» What you have to do:
Everything from the line with "Type out the text in this image." through the last line of the records below should be copied exactly, both ends included.

>> Begin Data in this exercise

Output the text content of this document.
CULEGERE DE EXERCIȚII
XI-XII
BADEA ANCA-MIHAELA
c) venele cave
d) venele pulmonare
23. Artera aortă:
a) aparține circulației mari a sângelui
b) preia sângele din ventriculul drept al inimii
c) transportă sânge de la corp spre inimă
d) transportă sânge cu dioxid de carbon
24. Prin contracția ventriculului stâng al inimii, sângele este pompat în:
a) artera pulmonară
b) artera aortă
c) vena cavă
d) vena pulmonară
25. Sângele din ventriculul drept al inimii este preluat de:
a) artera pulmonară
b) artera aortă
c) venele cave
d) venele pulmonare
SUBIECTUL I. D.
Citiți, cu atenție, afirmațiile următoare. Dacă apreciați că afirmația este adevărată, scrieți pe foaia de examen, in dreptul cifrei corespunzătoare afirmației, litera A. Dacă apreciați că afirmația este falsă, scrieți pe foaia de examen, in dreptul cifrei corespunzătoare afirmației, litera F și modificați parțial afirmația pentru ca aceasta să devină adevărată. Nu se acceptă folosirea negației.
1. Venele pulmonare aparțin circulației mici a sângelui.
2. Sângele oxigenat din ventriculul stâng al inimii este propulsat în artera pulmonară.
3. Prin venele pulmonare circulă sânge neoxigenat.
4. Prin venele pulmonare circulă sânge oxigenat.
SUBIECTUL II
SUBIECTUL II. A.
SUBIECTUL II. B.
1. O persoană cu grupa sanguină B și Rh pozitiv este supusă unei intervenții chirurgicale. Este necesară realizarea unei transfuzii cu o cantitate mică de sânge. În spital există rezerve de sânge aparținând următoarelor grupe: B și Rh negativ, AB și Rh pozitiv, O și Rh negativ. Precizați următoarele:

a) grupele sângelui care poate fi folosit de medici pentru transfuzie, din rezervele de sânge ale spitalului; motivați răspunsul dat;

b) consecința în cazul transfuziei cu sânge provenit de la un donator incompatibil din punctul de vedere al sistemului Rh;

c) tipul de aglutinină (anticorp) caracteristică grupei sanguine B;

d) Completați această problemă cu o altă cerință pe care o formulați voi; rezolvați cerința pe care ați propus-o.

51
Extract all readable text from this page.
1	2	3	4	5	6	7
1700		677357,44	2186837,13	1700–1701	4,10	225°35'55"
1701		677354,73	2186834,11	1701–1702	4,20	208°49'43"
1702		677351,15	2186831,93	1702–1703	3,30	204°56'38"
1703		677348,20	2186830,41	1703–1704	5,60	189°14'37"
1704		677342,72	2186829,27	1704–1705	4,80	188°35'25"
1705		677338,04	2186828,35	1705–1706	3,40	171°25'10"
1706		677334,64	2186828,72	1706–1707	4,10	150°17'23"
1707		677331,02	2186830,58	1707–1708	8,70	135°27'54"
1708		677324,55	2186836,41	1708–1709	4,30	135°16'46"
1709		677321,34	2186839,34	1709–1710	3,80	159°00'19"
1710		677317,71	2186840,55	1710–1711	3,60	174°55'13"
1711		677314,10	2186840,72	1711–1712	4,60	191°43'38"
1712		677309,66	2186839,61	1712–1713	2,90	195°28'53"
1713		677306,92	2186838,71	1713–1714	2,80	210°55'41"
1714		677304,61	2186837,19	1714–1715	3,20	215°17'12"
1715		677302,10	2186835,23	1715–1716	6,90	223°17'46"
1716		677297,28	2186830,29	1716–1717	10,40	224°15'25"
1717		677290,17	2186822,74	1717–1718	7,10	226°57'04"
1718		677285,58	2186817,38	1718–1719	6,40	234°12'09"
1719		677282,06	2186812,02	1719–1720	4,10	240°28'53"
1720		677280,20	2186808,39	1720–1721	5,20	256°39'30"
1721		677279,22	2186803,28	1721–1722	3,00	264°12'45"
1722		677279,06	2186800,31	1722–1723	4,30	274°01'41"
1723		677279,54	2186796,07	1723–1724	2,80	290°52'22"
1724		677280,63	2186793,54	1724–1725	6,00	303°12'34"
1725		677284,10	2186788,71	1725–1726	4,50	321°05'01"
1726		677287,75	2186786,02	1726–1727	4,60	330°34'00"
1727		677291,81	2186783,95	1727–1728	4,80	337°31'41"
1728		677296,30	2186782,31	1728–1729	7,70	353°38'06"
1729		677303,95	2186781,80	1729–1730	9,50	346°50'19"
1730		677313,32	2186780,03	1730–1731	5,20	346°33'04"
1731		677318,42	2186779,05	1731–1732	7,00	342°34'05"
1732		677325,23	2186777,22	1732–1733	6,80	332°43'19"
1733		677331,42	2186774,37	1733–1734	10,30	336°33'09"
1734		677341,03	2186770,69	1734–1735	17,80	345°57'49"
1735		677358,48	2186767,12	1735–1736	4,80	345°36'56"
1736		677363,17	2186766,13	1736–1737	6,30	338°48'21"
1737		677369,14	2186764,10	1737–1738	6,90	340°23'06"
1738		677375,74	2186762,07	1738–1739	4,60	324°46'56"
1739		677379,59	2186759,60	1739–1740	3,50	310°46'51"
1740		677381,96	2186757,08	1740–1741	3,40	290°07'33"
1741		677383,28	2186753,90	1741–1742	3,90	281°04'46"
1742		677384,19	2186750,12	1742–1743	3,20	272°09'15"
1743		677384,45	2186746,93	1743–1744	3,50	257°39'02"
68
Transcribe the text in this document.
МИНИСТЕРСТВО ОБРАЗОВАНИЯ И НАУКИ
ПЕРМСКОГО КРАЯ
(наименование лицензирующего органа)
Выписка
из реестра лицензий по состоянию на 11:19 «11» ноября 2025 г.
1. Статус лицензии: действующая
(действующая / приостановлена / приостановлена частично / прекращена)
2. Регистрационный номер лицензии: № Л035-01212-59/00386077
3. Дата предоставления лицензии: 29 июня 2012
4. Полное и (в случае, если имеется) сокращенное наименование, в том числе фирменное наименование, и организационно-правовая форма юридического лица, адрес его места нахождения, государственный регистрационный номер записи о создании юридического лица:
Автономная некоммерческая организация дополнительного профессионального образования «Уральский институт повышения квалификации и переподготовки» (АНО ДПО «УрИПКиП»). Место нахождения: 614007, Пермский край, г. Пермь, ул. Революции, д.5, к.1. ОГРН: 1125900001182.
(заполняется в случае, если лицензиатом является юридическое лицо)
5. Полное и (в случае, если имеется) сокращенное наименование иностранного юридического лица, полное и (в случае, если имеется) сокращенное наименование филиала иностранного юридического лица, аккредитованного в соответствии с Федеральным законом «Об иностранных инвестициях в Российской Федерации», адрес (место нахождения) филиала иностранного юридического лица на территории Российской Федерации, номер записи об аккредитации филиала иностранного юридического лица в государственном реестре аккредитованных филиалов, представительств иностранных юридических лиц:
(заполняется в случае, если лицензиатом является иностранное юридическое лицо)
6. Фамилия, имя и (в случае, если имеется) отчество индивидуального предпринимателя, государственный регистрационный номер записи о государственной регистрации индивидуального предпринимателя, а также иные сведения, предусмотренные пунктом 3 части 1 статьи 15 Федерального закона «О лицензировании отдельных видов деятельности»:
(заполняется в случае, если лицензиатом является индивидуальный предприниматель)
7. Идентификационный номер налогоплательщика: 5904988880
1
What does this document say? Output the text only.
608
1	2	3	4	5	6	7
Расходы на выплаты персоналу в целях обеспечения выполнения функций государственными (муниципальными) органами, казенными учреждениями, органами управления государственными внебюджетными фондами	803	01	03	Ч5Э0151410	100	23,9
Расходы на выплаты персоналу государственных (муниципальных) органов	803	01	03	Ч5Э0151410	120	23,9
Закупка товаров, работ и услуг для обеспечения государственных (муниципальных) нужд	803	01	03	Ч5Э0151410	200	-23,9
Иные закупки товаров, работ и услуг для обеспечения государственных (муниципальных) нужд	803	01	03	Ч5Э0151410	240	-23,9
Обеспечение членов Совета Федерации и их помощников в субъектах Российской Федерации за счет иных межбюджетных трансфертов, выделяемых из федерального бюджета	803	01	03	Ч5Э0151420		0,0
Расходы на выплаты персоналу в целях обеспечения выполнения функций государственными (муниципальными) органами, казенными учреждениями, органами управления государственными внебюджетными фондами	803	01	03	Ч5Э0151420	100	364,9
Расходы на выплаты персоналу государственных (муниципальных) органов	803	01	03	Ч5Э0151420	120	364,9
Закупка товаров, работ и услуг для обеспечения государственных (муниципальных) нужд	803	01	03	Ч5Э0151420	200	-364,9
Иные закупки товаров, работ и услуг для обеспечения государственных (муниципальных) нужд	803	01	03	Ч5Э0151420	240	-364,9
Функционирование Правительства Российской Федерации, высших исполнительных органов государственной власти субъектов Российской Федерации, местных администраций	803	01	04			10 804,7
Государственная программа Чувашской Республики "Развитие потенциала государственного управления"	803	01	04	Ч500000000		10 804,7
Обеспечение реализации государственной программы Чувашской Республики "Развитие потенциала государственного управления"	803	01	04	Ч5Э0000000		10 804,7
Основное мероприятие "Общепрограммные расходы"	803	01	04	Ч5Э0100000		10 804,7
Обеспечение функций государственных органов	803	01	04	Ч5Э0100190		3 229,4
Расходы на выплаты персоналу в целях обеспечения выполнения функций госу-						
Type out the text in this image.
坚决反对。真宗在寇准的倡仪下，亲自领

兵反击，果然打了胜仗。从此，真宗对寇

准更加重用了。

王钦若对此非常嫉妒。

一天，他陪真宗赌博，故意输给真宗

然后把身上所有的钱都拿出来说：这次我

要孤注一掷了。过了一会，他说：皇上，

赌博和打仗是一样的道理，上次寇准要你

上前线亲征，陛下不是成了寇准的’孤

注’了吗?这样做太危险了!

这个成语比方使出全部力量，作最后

>> End Data in this exercise

» The reply:
Type out the text in this image.
坚决反对。真宗在寇准的倡仪下，亲自领

兵反击，果然打了胜仗。从此，真宗对寇

准更加重用了。

王钦若对此非常嫉妒。

一天，他陪真宗赌博，故意输给真宗

然后把身上所有的钱都拿出来说：这次我

要孤注一掷了。过了一会，他说：皇上，

赌博和打仗是一样的道理，上次寇准要你

上前线亲征，陛下不是成了寇准的’孤

注’了吗?这样做太危险了!

这个成语比方使出全部力量，作最后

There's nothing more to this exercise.